** Start DATA SECTION **

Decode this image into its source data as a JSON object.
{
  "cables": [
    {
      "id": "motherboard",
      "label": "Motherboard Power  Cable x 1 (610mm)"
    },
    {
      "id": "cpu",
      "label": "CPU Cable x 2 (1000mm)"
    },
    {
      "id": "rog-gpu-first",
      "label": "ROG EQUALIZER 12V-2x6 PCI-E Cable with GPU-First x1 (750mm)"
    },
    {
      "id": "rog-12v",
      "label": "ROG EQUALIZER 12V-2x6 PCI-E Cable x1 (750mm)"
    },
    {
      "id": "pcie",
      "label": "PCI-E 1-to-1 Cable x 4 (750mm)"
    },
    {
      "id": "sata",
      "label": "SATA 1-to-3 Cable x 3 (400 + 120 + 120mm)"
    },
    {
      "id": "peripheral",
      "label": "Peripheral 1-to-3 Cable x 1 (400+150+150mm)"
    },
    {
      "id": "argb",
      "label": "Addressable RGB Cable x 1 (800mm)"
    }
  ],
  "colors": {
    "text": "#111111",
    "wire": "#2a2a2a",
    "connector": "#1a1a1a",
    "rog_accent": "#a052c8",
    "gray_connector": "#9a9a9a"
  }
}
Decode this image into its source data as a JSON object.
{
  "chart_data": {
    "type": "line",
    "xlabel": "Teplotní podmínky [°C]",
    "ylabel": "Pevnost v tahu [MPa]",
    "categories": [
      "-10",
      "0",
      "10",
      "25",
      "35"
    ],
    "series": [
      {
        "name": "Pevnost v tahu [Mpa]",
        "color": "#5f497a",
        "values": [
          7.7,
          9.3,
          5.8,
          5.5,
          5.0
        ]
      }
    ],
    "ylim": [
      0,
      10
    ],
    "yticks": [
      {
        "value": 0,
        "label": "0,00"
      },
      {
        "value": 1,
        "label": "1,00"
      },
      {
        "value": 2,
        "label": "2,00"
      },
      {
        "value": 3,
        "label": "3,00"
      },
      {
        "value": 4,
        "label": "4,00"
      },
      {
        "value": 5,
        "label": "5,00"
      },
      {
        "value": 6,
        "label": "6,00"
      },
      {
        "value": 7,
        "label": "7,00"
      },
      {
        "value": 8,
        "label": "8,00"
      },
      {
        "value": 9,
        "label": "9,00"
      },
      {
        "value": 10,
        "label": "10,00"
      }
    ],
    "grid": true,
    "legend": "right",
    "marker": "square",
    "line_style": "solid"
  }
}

** End DATA SECTION **

Return all of the data precisely as it appears.

Decode this image into its source data as a JSON object.
{
  "cables": [
    {
      "id": "motherboard",
      "label": "Motherboard Power  Cable x 1 (610mm)"
    },
    {
      "id": "cpu",
      "label": "CPU Cable x 2 (1000mm)"
    },
    {
      "id": "rog-gpu-first",
      "label": "ROG EQUALIZER 12V-2x6 PCI-E Cable with GPU-First x1 (750mm)"
    },
    {
      "id": "rog-12v",
      "label": "ROG EQUALIZER 12V-2x6 PCI-E Cable x1 (750mm)"
    },
    {
      "id": "pcie",
      "label": "PCI-E 1-to-1 Cable x 4 (750mm)"
    },
    {
      "id": "sata",
      "label": "SATA 1-to-3 Cable x 3 (400 + 120 + 120mm)"
    },
    {
      "id": "peripheral",
      "label": "Peripheral 1-to-3 Cable x 1 (400+150+150mm)"
    },
    {
      "id": "argb",
      "label": "Addressable RGB Cable x 1 (800mm)"
    }
  ],
  "colors": {
    "text": "#111111",
    "wire": "#2a2a2a",
    "connector": "#1a1a1a",
    "rog_accent": "#a052c8",
    "gray_connector": "#9a9a9a"
  }
}
Decode this image into its source data as a JSON object.
{
  "chart_data": {
    "type": "line",
    "xlabel": "Teplotní podmínky [°C]",
    "ylabel": "Pevnost v tahu [MPa]",
    "categories": [
      "-10",
      "0",
      "10",
      "25",
      "35"
    ],
    "series": [
      {
        "name": "Pevnost v tahu [Mpa]",
        "color": "#5f497a",
        "values": [
          7.7,
          9.3,
          5.8,
          5.5,
          5.0
        ]
      }
    ],
    "ylim": [
      0,
      10
    ],
    "yticks": [
      {
        "value": 0,
        "label": "0,00"
      },
      {
        "value": 1,
        "label": "1,00"
      },
      {
        "value": 2,
        "label": "2,00"
      },
      {
        "value": 3,
        "label": "3,00"
      },
      {
        "value": 4,
        "label": "4,00"
      },
      {
        "value": 5,
        "label": "5,00"
      },
      {
        "value": 6,
        "label": "6,00"
      },
      {
        "value": 7,
        "label": "7,00"
      },
      {
        "value": 8,
        "label": "8,00"
      },
      {
        "value": 9,
        "label": "9,00"
      },
      {
        "value": 10,
        "label": "10,00"
      }
    ],
    "grid": true,
    "legend": "right",
    "marker": "square",
    "line_style": "solid"
  }
}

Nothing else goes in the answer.